Supplied entries =>
-- Begin --

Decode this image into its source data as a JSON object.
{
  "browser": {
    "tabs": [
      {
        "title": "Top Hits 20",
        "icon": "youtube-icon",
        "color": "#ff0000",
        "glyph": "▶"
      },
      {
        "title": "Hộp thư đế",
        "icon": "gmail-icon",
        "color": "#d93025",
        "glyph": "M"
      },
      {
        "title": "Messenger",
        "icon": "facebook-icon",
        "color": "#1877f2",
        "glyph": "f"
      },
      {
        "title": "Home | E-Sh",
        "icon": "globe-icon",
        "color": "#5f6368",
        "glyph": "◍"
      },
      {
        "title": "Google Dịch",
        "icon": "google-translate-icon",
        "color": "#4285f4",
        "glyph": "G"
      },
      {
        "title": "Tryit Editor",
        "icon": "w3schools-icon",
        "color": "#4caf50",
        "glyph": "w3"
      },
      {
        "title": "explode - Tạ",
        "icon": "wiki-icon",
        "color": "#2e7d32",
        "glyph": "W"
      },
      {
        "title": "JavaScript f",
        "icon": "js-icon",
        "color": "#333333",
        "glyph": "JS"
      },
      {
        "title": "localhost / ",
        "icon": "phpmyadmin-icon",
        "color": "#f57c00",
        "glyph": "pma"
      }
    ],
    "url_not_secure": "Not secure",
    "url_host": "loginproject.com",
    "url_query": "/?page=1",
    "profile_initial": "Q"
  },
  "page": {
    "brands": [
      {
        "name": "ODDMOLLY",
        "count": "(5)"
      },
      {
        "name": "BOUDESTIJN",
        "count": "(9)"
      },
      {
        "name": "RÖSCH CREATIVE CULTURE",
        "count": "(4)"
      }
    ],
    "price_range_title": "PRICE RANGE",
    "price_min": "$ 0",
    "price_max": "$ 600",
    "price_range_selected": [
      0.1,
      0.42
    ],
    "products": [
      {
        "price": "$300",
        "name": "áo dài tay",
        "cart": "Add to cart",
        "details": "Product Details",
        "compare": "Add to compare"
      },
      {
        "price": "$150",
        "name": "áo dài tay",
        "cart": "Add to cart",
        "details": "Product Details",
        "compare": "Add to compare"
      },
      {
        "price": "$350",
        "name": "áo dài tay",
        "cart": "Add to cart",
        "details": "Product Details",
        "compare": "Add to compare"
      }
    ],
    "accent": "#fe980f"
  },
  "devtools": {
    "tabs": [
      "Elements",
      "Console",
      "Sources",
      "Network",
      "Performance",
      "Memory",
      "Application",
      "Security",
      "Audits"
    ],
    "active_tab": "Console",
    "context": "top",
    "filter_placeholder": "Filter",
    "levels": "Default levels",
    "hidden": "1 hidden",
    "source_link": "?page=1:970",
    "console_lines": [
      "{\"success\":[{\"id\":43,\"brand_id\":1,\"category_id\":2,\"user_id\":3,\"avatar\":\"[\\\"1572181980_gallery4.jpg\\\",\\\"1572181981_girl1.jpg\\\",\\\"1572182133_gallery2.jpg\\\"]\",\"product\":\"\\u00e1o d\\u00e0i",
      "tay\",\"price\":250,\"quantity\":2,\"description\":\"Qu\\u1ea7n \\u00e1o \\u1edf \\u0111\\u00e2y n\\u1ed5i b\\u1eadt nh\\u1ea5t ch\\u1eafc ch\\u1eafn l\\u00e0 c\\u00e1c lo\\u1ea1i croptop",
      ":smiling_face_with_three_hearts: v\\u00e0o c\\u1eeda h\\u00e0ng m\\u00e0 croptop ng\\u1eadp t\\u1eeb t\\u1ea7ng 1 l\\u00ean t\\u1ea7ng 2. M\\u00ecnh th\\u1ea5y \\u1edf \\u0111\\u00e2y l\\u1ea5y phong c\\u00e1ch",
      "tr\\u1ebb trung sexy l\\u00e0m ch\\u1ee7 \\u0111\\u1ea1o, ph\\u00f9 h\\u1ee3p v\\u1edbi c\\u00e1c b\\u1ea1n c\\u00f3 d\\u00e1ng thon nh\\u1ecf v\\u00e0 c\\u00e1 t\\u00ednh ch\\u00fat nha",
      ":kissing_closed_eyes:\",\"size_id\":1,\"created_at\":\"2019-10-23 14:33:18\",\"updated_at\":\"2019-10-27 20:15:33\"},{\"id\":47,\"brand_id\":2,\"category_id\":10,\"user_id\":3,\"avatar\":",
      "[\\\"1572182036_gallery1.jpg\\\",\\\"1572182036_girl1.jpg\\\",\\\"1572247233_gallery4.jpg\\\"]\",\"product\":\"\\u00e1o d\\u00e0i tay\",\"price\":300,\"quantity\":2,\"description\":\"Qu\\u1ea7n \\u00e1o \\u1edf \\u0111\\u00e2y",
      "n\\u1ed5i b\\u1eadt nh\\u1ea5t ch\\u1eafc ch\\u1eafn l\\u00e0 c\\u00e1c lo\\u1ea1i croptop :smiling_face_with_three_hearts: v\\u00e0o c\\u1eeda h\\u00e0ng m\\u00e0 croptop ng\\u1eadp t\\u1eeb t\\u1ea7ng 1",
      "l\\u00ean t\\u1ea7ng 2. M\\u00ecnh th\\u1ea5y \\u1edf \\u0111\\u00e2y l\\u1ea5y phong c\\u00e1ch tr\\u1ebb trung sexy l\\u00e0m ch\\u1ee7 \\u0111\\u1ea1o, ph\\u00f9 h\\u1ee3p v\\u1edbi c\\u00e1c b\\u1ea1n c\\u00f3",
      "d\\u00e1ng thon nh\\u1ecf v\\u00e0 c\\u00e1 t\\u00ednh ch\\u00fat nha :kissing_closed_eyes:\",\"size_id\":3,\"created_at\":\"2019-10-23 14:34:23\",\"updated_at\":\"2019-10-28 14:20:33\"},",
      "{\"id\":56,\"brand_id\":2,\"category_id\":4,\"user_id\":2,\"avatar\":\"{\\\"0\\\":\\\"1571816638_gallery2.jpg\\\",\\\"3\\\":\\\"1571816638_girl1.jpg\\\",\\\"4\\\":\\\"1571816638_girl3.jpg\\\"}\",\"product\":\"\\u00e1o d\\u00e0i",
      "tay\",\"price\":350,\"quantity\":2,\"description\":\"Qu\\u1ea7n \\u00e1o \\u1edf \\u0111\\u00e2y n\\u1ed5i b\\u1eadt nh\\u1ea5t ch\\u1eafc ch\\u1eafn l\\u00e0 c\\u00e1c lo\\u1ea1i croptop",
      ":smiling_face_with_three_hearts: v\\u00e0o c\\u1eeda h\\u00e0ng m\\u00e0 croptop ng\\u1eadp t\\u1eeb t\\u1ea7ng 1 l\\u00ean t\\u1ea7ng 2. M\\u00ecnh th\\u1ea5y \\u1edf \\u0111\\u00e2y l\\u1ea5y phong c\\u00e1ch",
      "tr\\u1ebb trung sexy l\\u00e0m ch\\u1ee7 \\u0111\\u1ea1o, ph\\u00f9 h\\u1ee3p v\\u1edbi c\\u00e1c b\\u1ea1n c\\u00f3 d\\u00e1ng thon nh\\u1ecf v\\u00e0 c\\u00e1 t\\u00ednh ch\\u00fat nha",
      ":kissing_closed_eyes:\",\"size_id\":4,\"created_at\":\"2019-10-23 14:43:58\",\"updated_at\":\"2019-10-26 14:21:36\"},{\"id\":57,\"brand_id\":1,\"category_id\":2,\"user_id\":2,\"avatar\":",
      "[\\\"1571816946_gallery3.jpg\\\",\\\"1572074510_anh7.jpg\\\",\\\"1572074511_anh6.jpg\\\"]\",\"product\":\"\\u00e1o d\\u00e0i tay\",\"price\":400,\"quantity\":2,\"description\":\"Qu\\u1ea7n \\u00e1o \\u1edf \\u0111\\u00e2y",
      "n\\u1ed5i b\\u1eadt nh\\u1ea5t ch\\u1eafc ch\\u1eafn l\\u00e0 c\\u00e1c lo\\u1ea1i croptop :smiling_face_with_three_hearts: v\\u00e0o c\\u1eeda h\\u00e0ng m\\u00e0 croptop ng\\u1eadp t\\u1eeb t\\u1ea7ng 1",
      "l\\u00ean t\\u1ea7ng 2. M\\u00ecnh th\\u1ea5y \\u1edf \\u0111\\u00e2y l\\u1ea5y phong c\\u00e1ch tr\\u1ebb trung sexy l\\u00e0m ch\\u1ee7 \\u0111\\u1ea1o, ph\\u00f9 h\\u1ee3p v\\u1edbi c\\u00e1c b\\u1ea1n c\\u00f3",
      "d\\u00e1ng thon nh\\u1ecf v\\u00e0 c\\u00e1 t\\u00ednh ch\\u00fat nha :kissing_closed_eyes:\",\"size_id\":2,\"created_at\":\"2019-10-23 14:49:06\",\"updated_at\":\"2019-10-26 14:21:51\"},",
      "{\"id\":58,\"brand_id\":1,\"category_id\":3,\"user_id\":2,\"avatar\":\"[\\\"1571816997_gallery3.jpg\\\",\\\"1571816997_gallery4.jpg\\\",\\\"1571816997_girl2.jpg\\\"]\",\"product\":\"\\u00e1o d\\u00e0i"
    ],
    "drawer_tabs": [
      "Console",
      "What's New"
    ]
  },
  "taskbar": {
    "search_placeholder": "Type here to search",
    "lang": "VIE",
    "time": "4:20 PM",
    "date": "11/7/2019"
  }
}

-- End --

Aim =>
Every line holding "icon" should be copied out.

Exercise output =>
        "icon": "youtube-icon",
        "icon": "gmail-icon",
        "icon": "facebook-icon",
        "icon": "globe-icon",
        "icon": "google-translate-icon",
        "icon": "w3schools-icon",
        "icon": "wiki-icon",
        "icon": "js-icon",
        "icon": "phpmyadmin-icon",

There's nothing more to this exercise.